Objective: Below are some entries. Copy each line that holds the string "عليه".

Recorded data:
>> Start

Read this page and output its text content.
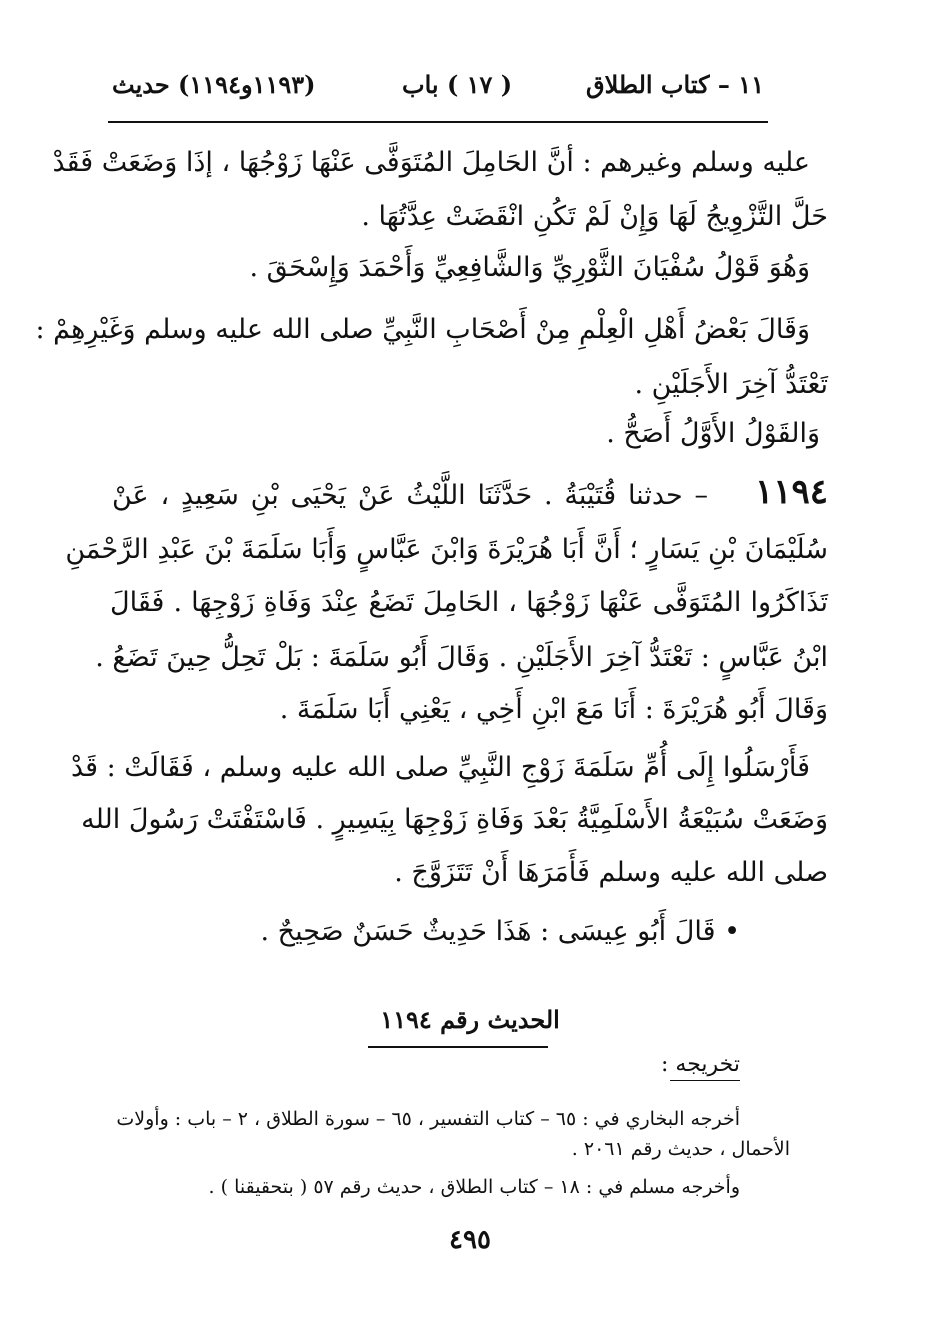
١١ – كتاب الطلاق
( ١٧ ) باب
(١١٩٣و١١٩٤) حديث
عليه وسلم وغيرهم : أنَّ الحَامِلَ المُتَوَفَّى عَنْهَا زَوْجُهَا ، إذَا وَضَعَتْ فَقَدْ
حَلَّ التَّزْوِيجُ لَهَا وَإِنْ لَمْ تَكُنِ انْقَضَتْ عِدَّتُهَا .
وَهُوَ قَوْلُ سُفْيَانَ الثَّوْرِيِّ وَالشَّافِعِيِّ وَأَحْمَدَ وَإِسْحَقَ .
وَقَالَ بَعْضُ أَهْلِ الْعِلْمِ مِنْ أَصْحَابِ النَّبِيِّ صلى الله عليه وسلم وَغَيْرِهِمْ :
تَعْتَدُّ آخِرَ الأَجَلَيْنِ .
وَالقَوْلُ الأَوَّلُ أَصَحُّ .
١١٩٤
– حدثنا قُتَيْبَةُ . حَدَّثَنَا اللَّيْثُ عَنْ يَحْيَى بْنِ سَعِيدٍ ، عَنْ
سُلَيْمَانَ بْنِ يَسَارٍ ؛ أَنَّ أَبَا هُرَيْرَةَ وَابْنَ عَبَّاسٍ وَأَبَا سَلَمَةَ بْنَ عَبْدِ الرَّحْمَنِ
تَذَاكَرُوا المُتَوَفَّى عَنْهَا زَوْجُهَا ، الحَامِلَ تَضَعُ عِنْدَ وَفَاةِ زَوْجِهَا . فَقَالَ
ابْنُ عَبَّاسٍ : تَعْتَدُّ آخِرَ الأَجَلَيْنِ . وَقَالَ أَبُو سَلَمَةَ : بَلْ تَحِلُّ حِينَ تَضَعُ .
وَقَالَ أَبُو هُرَيْرَةَ : أَنَا مَعَ ابْنِ أَخِي ، يَعْنِي أَبَا سَلَمَةَ .
فَأَرْسَلُوا إِلَى أُمِّ سَلَمَةَ زَوْجِ النَّبِيِّ صلى الله عليه وسلم ، فَقَالَتْ : قَدْ
وَضَعَتْ سُبَيْعَةُ الأَسْلَمِيَّةُ بَعْدَ وَفَاةِ زَوْجِهَا بِيَسِيرٍ . فَاسْتَفْتَتْ رَسُولَ الله
صلى الله عليه وسلم فَأَمَرَهَا أَنْ تَتَزَوَّجَ .
• قَالَ أَبُو عِيسَى : هَذَا حَدِيثٌ حَسَنٌ صَحِيحٌ .
الحديث رقم ١١٩٤
تخريجه :
أخرجه البخاري في : ٦٥ – كتاب التفسير ، ٦٥ – سورة الطلاق ، ٢ – باب : وأولات
الأحمال ، حديث رقم ٢٠٦١ .
وأخرجه مسلم في : ١٨ – كتاب الطلاق ، حديث رقم ٥٧ ( بتحقيقنا ) .
٤٩٥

>> End

Solution:
عليه وسلم وغيرهم : أنَّ الحَامِلَ المُتَوَفَّى عَنْهَا زَوْجُهَا ، إذَا وَضَعَتْ فَقَدْ
وَقَالَ بَعْضُ أَهْلِ الْعِلْمِ مِنْ أَصْحَابِ النَّبِيِّ صلى الله عليه وسلم وَغَيْرِهِمْ :
فَأَرْسَلُوا إِلَى أُمِّ سَلَمَةَ زَوْجِ النَّبِيِّ صلى الله عليه وسلم ، فَقَالَتْ : قَدْ
صلى الله عليه وسلم فَأَمَرَهَا أَنْ تَتَزَوَّجَ .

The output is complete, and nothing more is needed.